Please copy these lines of the listing again verbatim, starting at its first line and ending with the line that includes "list-item[interactable]: 3. Your".

BEGIN Data excerpts

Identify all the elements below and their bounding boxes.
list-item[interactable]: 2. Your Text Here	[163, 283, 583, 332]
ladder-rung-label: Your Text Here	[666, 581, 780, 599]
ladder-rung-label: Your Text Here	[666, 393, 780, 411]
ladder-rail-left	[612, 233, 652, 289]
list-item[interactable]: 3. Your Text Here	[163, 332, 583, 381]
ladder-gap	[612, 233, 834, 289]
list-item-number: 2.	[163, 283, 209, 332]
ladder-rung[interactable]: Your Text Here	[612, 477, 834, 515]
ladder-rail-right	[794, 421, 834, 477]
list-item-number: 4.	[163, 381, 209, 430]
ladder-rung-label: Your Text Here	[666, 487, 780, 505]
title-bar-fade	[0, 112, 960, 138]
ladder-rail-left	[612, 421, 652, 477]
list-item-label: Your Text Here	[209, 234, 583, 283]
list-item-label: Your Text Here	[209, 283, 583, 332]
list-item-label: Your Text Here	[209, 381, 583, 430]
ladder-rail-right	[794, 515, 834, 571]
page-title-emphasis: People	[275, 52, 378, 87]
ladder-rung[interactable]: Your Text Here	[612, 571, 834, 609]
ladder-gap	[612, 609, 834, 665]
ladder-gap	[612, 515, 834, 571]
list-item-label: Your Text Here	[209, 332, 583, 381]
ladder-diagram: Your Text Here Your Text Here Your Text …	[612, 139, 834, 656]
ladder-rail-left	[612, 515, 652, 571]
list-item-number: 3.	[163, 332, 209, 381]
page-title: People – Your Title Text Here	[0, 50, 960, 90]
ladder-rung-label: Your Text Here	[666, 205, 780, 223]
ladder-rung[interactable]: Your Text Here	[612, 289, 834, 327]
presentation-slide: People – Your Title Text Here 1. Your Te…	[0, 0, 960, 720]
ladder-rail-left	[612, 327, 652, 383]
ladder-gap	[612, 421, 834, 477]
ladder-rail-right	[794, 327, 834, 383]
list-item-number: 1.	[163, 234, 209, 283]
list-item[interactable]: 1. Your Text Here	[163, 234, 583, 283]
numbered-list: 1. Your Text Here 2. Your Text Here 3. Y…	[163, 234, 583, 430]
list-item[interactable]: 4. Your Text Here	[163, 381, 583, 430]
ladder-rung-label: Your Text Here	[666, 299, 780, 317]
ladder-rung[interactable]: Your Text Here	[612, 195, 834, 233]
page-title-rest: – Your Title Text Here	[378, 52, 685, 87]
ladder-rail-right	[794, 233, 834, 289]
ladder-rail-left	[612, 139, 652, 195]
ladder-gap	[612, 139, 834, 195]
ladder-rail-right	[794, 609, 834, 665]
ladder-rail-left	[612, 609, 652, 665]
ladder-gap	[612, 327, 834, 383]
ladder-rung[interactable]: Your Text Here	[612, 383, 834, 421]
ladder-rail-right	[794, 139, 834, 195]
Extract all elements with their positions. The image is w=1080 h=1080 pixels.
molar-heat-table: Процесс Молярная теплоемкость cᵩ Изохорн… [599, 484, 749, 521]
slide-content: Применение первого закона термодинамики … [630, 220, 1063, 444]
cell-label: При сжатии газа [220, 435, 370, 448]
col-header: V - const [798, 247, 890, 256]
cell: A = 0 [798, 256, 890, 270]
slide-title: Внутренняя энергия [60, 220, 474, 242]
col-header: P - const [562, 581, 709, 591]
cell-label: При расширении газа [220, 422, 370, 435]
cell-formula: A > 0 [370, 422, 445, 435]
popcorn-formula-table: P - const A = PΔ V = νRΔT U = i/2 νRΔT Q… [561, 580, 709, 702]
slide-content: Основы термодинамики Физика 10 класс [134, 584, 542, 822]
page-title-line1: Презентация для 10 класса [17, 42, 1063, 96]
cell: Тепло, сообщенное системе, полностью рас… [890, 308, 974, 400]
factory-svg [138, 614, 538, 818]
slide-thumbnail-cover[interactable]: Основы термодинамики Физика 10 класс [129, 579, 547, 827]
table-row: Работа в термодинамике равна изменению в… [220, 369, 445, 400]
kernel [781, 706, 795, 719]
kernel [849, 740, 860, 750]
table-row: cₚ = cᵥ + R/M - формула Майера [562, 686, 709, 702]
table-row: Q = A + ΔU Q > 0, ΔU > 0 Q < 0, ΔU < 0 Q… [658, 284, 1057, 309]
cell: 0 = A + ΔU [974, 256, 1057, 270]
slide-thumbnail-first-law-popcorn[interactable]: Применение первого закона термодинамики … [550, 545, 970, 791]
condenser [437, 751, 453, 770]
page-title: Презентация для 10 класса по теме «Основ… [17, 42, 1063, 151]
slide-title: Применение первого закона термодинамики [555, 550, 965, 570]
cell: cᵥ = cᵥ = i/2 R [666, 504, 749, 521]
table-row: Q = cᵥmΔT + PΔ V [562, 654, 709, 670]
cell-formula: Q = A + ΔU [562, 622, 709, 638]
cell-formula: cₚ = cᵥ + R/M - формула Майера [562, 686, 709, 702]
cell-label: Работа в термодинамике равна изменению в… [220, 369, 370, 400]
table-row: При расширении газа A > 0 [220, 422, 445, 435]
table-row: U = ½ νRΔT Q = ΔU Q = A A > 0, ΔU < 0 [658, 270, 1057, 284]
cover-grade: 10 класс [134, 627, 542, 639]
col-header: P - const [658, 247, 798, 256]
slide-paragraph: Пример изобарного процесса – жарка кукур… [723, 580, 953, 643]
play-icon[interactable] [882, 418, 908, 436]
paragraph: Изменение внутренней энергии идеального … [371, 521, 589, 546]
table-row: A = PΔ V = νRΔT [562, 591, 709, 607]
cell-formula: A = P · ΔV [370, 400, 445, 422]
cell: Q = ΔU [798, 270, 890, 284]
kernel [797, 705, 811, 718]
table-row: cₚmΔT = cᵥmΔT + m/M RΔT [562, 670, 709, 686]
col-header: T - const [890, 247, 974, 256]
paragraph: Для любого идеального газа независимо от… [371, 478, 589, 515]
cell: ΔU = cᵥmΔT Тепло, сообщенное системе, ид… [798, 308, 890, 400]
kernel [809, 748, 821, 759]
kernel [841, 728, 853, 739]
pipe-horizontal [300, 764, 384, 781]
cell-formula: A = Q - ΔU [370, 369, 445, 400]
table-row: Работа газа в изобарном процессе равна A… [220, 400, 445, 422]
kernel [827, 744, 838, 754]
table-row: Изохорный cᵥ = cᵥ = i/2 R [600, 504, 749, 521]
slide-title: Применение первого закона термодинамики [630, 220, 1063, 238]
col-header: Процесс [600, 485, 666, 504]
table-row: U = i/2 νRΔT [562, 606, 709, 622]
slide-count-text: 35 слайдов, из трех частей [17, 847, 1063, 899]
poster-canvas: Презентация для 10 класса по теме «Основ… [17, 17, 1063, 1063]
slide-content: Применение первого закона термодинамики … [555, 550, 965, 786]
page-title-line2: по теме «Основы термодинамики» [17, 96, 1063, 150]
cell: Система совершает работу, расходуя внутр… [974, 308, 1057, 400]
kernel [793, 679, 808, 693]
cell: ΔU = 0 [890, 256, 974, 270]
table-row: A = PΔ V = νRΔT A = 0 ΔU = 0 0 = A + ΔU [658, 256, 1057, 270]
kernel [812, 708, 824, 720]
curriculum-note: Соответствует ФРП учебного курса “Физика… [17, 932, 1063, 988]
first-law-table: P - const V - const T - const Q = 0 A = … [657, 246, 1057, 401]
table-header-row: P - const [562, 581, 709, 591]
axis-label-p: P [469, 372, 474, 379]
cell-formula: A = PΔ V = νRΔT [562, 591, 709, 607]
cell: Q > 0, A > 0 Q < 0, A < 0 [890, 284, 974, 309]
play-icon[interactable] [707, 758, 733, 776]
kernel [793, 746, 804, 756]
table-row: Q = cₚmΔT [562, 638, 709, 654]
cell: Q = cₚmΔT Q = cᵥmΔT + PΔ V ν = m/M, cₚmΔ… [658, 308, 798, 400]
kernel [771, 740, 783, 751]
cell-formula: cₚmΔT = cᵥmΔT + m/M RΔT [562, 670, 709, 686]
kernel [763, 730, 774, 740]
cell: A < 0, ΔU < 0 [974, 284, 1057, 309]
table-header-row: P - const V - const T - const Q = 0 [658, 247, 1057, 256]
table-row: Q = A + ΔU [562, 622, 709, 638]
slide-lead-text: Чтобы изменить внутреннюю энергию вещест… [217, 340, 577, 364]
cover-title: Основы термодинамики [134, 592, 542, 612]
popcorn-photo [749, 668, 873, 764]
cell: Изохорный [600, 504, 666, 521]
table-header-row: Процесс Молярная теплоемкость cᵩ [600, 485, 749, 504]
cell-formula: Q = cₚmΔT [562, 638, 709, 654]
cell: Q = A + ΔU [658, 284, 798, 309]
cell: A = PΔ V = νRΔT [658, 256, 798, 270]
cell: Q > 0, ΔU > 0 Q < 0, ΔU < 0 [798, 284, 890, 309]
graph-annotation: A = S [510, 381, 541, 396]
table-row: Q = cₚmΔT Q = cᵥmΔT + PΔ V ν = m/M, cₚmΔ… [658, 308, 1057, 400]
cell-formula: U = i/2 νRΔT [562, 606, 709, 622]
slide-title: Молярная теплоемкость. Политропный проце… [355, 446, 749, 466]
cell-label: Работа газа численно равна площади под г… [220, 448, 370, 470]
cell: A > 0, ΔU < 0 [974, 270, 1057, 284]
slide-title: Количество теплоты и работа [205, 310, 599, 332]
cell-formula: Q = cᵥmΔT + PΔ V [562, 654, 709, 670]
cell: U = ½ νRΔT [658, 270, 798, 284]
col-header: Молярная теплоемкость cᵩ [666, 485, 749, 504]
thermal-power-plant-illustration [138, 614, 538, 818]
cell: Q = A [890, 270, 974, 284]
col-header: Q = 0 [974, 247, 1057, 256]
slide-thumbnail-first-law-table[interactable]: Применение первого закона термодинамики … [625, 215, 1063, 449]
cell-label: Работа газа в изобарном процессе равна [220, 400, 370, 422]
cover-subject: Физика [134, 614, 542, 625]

END Data excerpts

Exercise result:
Identify all the elements below and their bounding boxes.
list-item[interactable]: 2. Your Text Here	[163, 283, 583, 332]
ladder-rung-label: Your Text Here	[666, 581, 780, 599]
ladder-rung-label: Your Text Here	[666, 393, 780, 411]
ladder-rail-left	[612, 233, 652, 289]
list-item[interactable]: 3. Your Text Here	[163, 332, 583, 381]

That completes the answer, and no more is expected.